### WHAT YOU SHOULD DO
Transcribe every entry below word for word, but skip the pictures.

═════ RECORDS

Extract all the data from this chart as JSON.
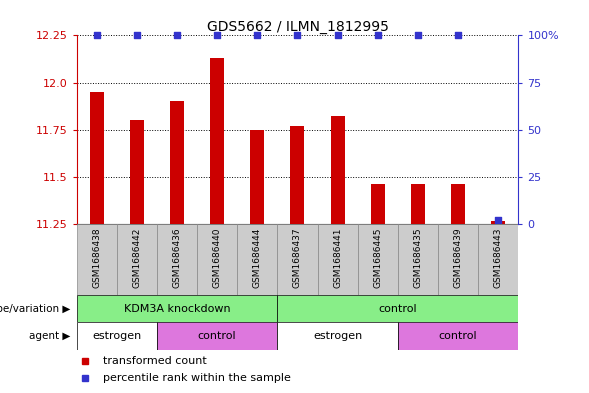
{
  "title": "GDS5662 / ILMN_1812995",
  "samples": [
    "GSM1686438",
    "GSM1686442",
    "GSM1686436",
    "GSM1686440",
    "GSM1686444",
    "GSM1686437",
    "GSM1686441",
    "GSM1686445",
    "GSM1686435",
    "GSM1686439",
    "GSM1686443"
  ],
  "bar_values": [
    11.95,
    11.8,
    11.9,
    12.13,
    11.75,
    11.77,
    11.82,
    11.46,
    11.46,
    11.46,
    11.265
  ],
  "percentile_values": [
    100,
    100,
    100,
    100,
    100,
    100,
    100,
    100,
    100,
    100,
    2
  ],
  "ylim_left": [
    11.25,
    12.25
  ],
  "yticks_left": [
    11.25,
    11.5,
    11.75,
    12.0,
    12.25
  ],
  "ylim_right": [
    0,
    100
  ],
  "yticks_right": [
    0,
    25,
    50,
    75,
    100
  ],
  "bar_color": "#cc0000",
  "percentile_color": "#3333cc",
  "background_color": "#ffffff",
  "genotype_groups": [
    {
      "label": "KDM3A knockdown",
      "start": 0,
      "end": 5,
      "color": "#88ee88"
    },
    {
      "label": "control",
      "start": 5,
      "end": 11,
      "color": "#88ee88"
    }
  ],
  "agent_groups": [
    {
      "label": "estrogen",
      "start": 0,
      "end": 2,
      "color": "#ffffff"
    },
    {
      "label": "control",
      "start": 2,
      "end": 5,
      "color": "#dd77dd"
    },
    {
      "label": "estrogen",
      "start": 5,
      "end": 8,
      "color": "#ffffff"
    },
    {
      "label": "control",
      "start": 8,
      "end": 11,
      "color": "#dd77dd"
    }
  ],
  "legend_items": [
    {
      "label": "transformed count",
      "color": "#cc0000"
    },
    {
      "label": "percentile rank within the sample",
      "color": "#3333cc"
    }
  ],
  "dotted_gridline_color": "#555555",
  "left_axis_color": "#cc0000",
  "right_axis_color": "#3333cc",
  "bar_width": 0.35,
  "sample_label_bg": "#cccccc"
}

══════════

### RESULT FOR THIS TASK
Extract all the data from this chart as JSON.
{
  "title": "GDS5662 / ILMN_1812995",
  "samples": [
    "GSM1686438",
    "GSM1686442",
    "GSM1686436",
    "GSM1686440",
    "GSM1686444",
    "GSM1686437",
    "GSM1686441",
    "GSM1686445",
    "GSM1686435",
    "GSM1686439",
    "GSM1686443"
  ],
  "bar_values": [
    11.95,
    11.8,
    11.9,
    12.13,
    11.75,
    11.77,
    11.82,
    11.46,
    11.46,
    11.46,
    11.265
  ],
  "percentile_values": [
    100,
    100,
    100,
    100,
    100,
    100,
    100,
    100,
    100,
    100,
    2
  ],
  "ylim_left": [
    11.25,
    12.25
  ],
  "yticks_left": [
    11.25,
    11.5,
    11.75,
    12.0,
    12.25
  ],
  "ylim_right": [
    0,
    100
  ],
  "yticks_right": [
    0,
    25,
    50,
    75,
    100
  ],
  "bar_color": "#cc0000",
  "percentile_color": "#3333cc",
  "background_color": "#ffffff",
  "genotype_groups": [
    {
      "label": "KDM3A knockdown",
      "start": 0,
      "end": 5,
      "color": "#88ee88"
    },
    {
      "label": "control",
      "start": 5,
      "end": 11,
      "color": "#88ee88"
    }
  ],
  "agent_groups": [
    {
      "label": "estrogen",
      "start": 0,
      "end": 2,
      "color": "#ffffff"
    },
    {
      "label": "control",
      "start": 2,
      "end": 5,
      "color": "#dd77dd"
    },
    {
      "label": "estrogen",
      "start": 5,
      "end": 8,
      "color": "#ffffff"
    },
    {
      "label": "control",
      "start": 8,
      "end": 11,
      "color": "#dd77dd"
    }
  ],
  "legend_items": [
    {
      "label": "transformed count",
      "color": "#cc0000"
    },
    {
      "label": "percentile rank within the sample",
      "color": "#3333cc"
    }
  ],
  "dotted_gridline_color": "#555555",
  "left_axis_color": "#cc0000",
  "right_axis_color": "#3333cc",
  "bar_width": 0.35,
  "sample_label_bg": "#cccccc"
}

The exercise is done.